**Goal of the exercise:** Give the number of lines in the records below that include "text", and nothing more.

**Input records:**
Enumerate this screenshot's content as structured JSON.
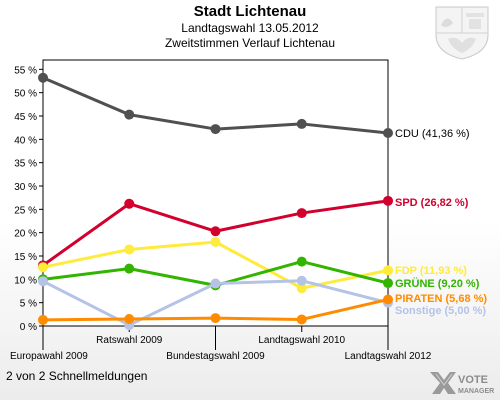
{
  "header": {
    "title": "Stadt Lichtenau",
    "subtitle1": "Landtagswahl 13.05.2012",
    "subtitle2": "Zweitstimmen Verlauf Lichtenau"
  },
  "footer": {
    "text": "2 von 2 Schnellmeldungen"
  },
  "brand": {
    "line1": "VOTE",
    "line2": "MANAGER",
    "icon": "vote-manager-x-logo"
  },
  "crest": {
    "icon": "state-coat-of-arms"
  },
  "chart_data": {
    "type": "line",
    "categories": [
      "Europawahl 2009",
      "Ratswahl 2009",
      "Bundestagswahl 2009",
      "Landtagswahl 2010",
      "Landtagswahl 2012"
    ],
    "ylim": [
      0,
      57
    ],
    "yticks": [
      "0 %",
      "5 %",
      "10 %",
      "15 %",
      "20 %",
      "25 %",
      "30 %",
      "35 %",
      "40 %",
      "45 %",
      "50 %",
      "55 %"
    ],
    "grid": false,
    "series": [
      {
        "name": "CDU",
        "label": "CDU (41,36 %)",
        "color": "#505050",
        "values": [
          53.2,
          45.3,
          42.2,
          43.3,
          41.36
        ]
      },
      {
        "name": "SPD",
        "label": "SPD (26,82 %)",
        "color": "#d2002d",
        "values": [
          13.0,
          26.2,
          20.3,
          24.2,
          26.82
        ]
      },
      {
        "name": "FDP",
        "label": "FDP (11,93 %)",
        "color": "#ffeb3b",
        "values": [
          12.6,
          16.4,
          18.0,
          8.1,
          11.93
        ]
      },
      {
        "name": "GRÜNE",
        "label": "GRÜNE (9,20 %)",
        "color": "#32b400",
        "values": [
          10.0,
          12.3,
          8.7,
          13.8,
          9.2
        ]
      },
      {
        "name": "Sonstige",
        "label": "Sonstige (5,00 %)",
        "color": "#b4c3e6",
        "values": [
          9.6,
          0.2,
          9.1,
          9.7,
          5.0
        ]
      },
      {
        "name": "PIRATEN",
        "label": "PIRATEN (5,68 %)",
        "color": "#ff8c00",
        "values": [
          1.3,
          1.5,
          1.7,
          1.4,
          5.68
        ]
      }
    ]
  }
}
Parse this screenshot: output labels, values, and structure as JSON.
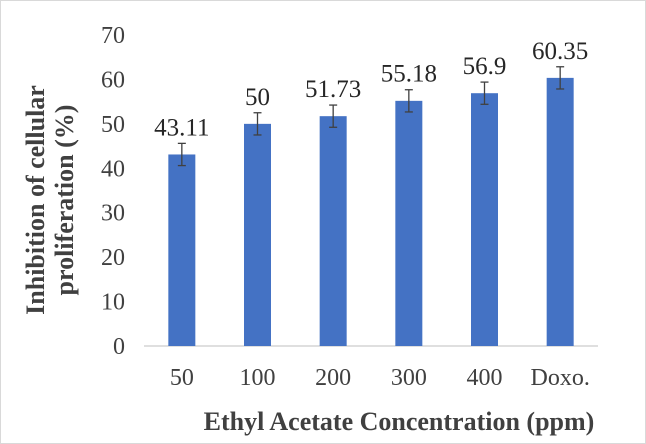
{
  "chart_data": {
    "type": "bar",
    "title": "",
    "xlabel": "Ethyl Acetate Concentration  (ppm)",
    "ylabel_lines": [
      "Inhibition of cellular",
      "proliferation (%)"
    ],
    "categories": [
      "50",
      "100",
      "200",
      "300",
      "400",
      "Doxo."
    ],
    "series": [
      {
        "values": [
          43.11,
          50,
          51.73,
          55.18,
          56.9,
          60.35
        ],
        "data_labels": [
          "43.11",
          "50",
          "51.73",
          "55.18",
          "56.9",
          "60.35"
        ],
        "error": [
          2.5,
          2.5,
          2.5,
          2.5,
          2.5,
          2.5
        ]
      }
    ],
    "yticks": [
      "0",
      "10",
      "20",
      "30",
      "40",
      "50",
      "60",
      "70"
    ],
    "ylim": [
      0,
      70
    ],
    "grid": false,
    "legend": "none",
    "bar_color": "#4472c4",
    "error_color": "#404040",
    "axis_color": "#bfbfbf"
  }
}
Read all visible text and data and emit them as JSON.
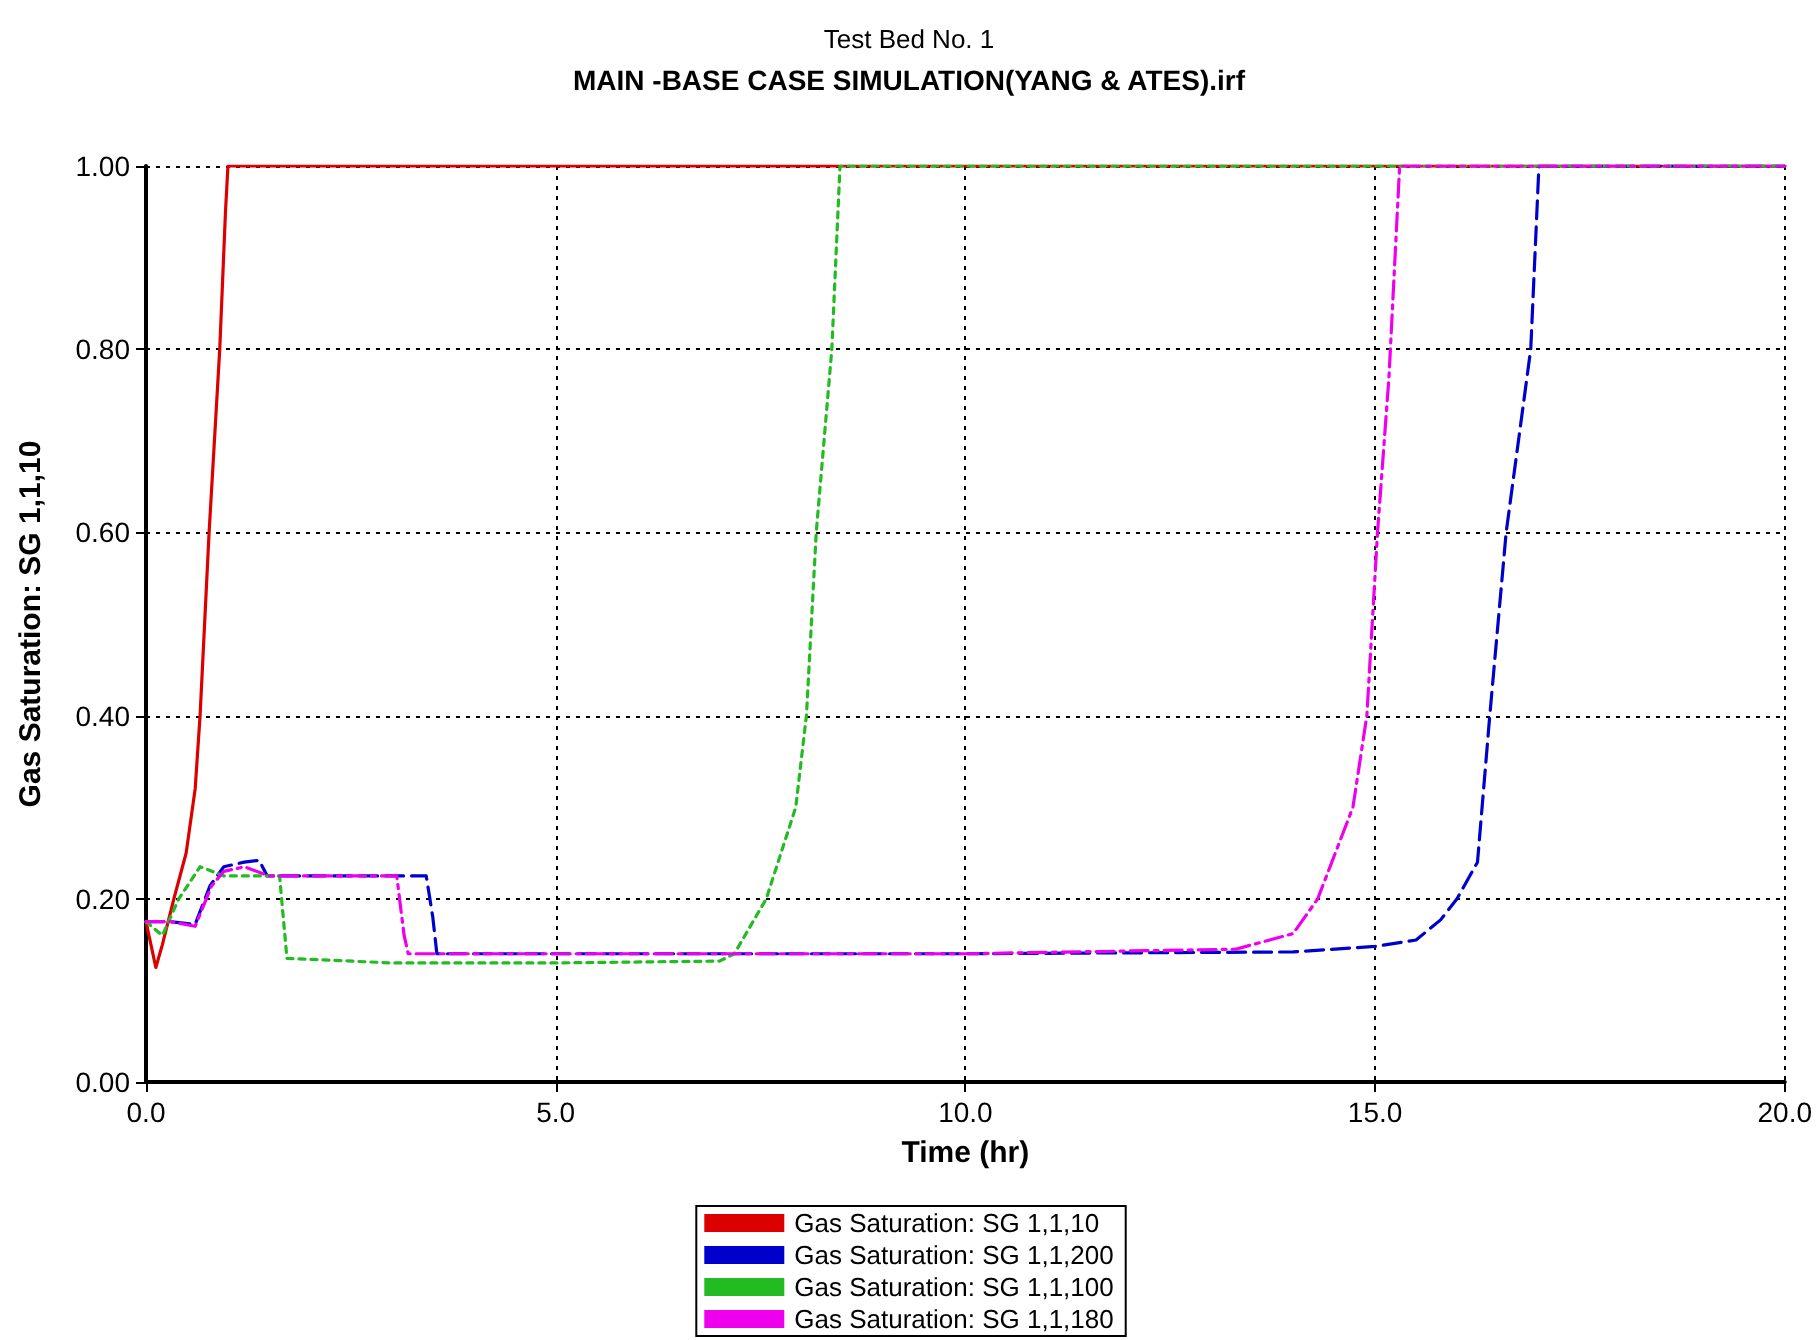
{
  "chart_data": {
    "type": "line",
    "title": "Test Bed No. 1",
    "subtitle": "MAIN -BASE CASE SIMULATION(YANG & ATES).irf",
    "xlabel": "Time (hr)",
    "ylabel": "Gas Saturation: SG 1,1,10",
    "xlim": [
      0,
      20
    ],
    "xticks": [
      {
        "value": 0,
        "label": "0.0"
      },
      {
        "value": 5,
        "label": "5.0"
      },
      {
        "value": 10,
        "label": "10.0"
      },
      {
        "value": 15,
        "label": "15.0"
      },
      {
        "value": 20,
        "label": "20.0"
      }
    ],
    "ylim": [
      0,
      1
    ],
    "yticks": [
      {
        "value": 0,
        "label": "0.00"
      },
      {
        "value": 0.2,
        "label": "0.20"
      },
      {
        "value": 0.4,
        "label": "0.40"
      },
      {
        "value": 0.6,
        "label": "0.60"
      },
      {
        "value": 0.8,
        "label": "0.80"
      },
      {
        "value": 1,
        "label": "1.00"
      }
    ],
    "grid": true,
    "legend": "bottom",
    "marker": "none",
    "series": [
      {
        "name": "Gas Saturation: SG 1,1,10",
        "color": "#dd0000",
        "line_style": "solid",
        "x": [
          0,
          0.06,
          0.12,
          0.2,
          0.34,
          0.49,
          0.6,
          0.66,
          0.77,
          0.9,
          0.97,
          1.0,
          20
        ],
        "values": [
          0.175,
          0.15,
          0.125,
          0.15,
          0.2,
          0.25,
          0.32,
          0.4,
          0.6,
          0.8,
          0.95,
          1.0,
          1.0
        ]
      },
      {
        "name": "Gas Saturation: SG 1,1,200",
        "color": "#0000cc",
        "line_style": "dashed",
        "x": [
          0,
          0.3,
          0.6,
          0.78,
          0.95,
          1.2,
          1.38,
          1.48,
          2.5,
          3.42,
          3.5,
          3.55,
          5,
          10,
          14,
          15,
          15.5,
          15.8,
          16.0,
          16.25,
          16.4,
          16.6,
          16.9,
          17.0,
          20
        ],
        "values": [
          0.175,
          0.175,
          0.172,
          0.214,
          0.235,
          0.24,
          0.242,
          0.225,
          0.225,
          0.225,
          0.18,
          0.14,
          0.14,
          0.14,
          0.142,
          0.148,
          0.155,
          0.177,
          0.2,
          0.24,
          0.4,
          0.6,
          0.8,
          1.0,
          1.0
        ]
      },
      {
        "name": "Gas Saturation: SG 1,1,100",
        "color": "#22bb22",
        "line_style": "dotted",
        "x": [
          0,
          0.2,
          0.4,
          0.66,
          0.95,
          1.63,
          1.72,
          3,
          5,
          7.0,
          7.18,
          7.57,
          7.93,
          8.06,
          8.18,
          8.37,
          8.47,
          20
        ],
        "values": [
          0.175,
          0.16,
          0.2,
          0.235,
          0.225,
          0.225,
          0.135,
          0.13,
          0.13,
          0.132,
          0.14,
          0.2,
          0.3,
          0.4,
          0.6,
          0.8,
          1.0,
          1.0
        ]
      },
      {
        "name": "Gas Saturation: SG 1,1,180",
        "color": "#ee00ee",
        "line_style": "dashdot",
        "x": [
          0,
          0.3,
          0.6,
          0.8,
          0.95,
          1.2,
          1.5,
          2.5,
          3.06,
          3.15,
          3.2,
          5,
          10,
          13.3,
          14.0,
          14.3,
          14.73,
          14.9,
          15.03,
          15.17,
          15.3,
          20
        ],
        "values": [
          0.175,
          0.175,
          0.17,
          0.214,
          0.23,
          0.235,
          0.225,
          0.225,
          0.225,
          0.16,
          0.14,
          0.14,
          0.14,
          0.145,
          0.162,
          0.2,
          0.3,
          0.4,
          0.6,
          0.77,
          1.0,
          1.0
        ]
      }
    ]
  }
}
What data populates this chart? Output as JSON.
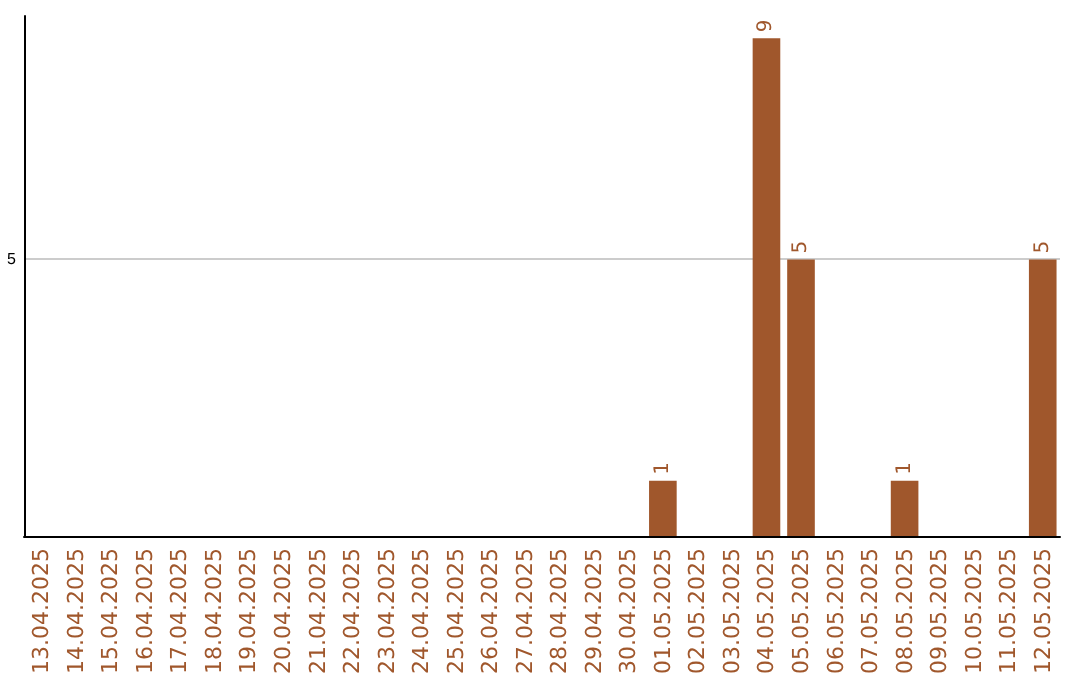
{
  "chart_data": {
    "type": "bar",
    "categories": [
      "13.04.2025",
      "14.04.2025",
      "15.04.2025",
      "16.04.2025",
      "17.04.2025",
      "18.04.2025",
      "19.04.2025",
      "20.04.2025",
      "21.04.2025",
      "22.04.2025",
      "23.04.2025",
      "24.04.2025",
      "25.04.2025",
      "26.04.2025",
      "27.04.2025",
      "28.04.2025",
      "29.04.2025",
      "30.04.2025",
      "01.05.2025",
      "02.05.2025",
      "03.05.2025",
      "04.05.2025",
      "05.05.2025",
      "06.05.2025",
      "07.05.2025",
      "08.05.2025",
      "09.05.2025",
      "10.05.2025",
      "11.05.2025",
      "12.05.2025"
    ],
    "values": [
      null,
      null,
      null,
      null,
      null,
      null,
      null,
      null,
      null,
      null,
      null,
      null,
      null,
      null,
      null,
      null,
      null,
      null,
      1,
      null,
      null,
      9,
      5,
      null,
      null,
      1,
      null,
      null,
      null,
      5
    ],
    "color": "#a0572c",
    "ylim": [
      0,
      9.4
    ],
    "yticks": [
      5
    ],
    "grid": "y",
    "data_labels": true
  }
}
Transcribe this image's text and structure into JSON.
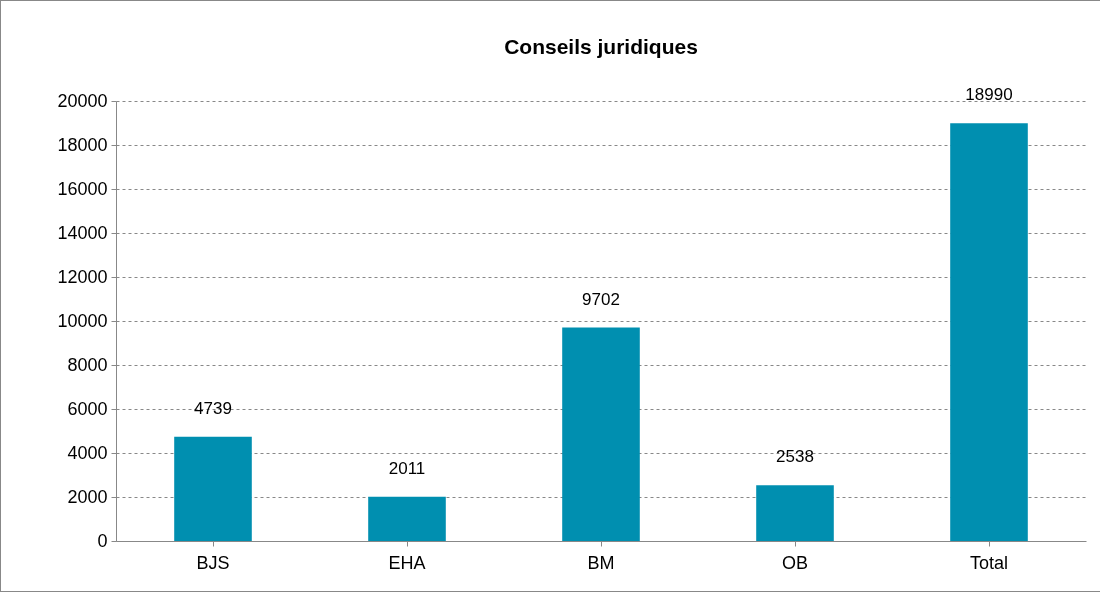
{
  "chart_data": {
    "type": "bar",
    "title": "Conseils juridiques",
    "categories": [
      "BJS",
      "EHA",
      "BM",
      "OB",
      "Total"
    ],
    "values": [
      4739,
      2011,
      9702,
      2538,
      18990
    ],
    "color": "#008fb0",
    "ylim": [
      0,
      20000
    ],
    "yticks": [
      0,
      2000,
      4000,
      6000,
      8000,
      10000,
      12000,
      14000,
      16000,
      18000,
      20000
    ],
    "grid": "y",
    "data_labels": true
  }
}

**Task result:** 3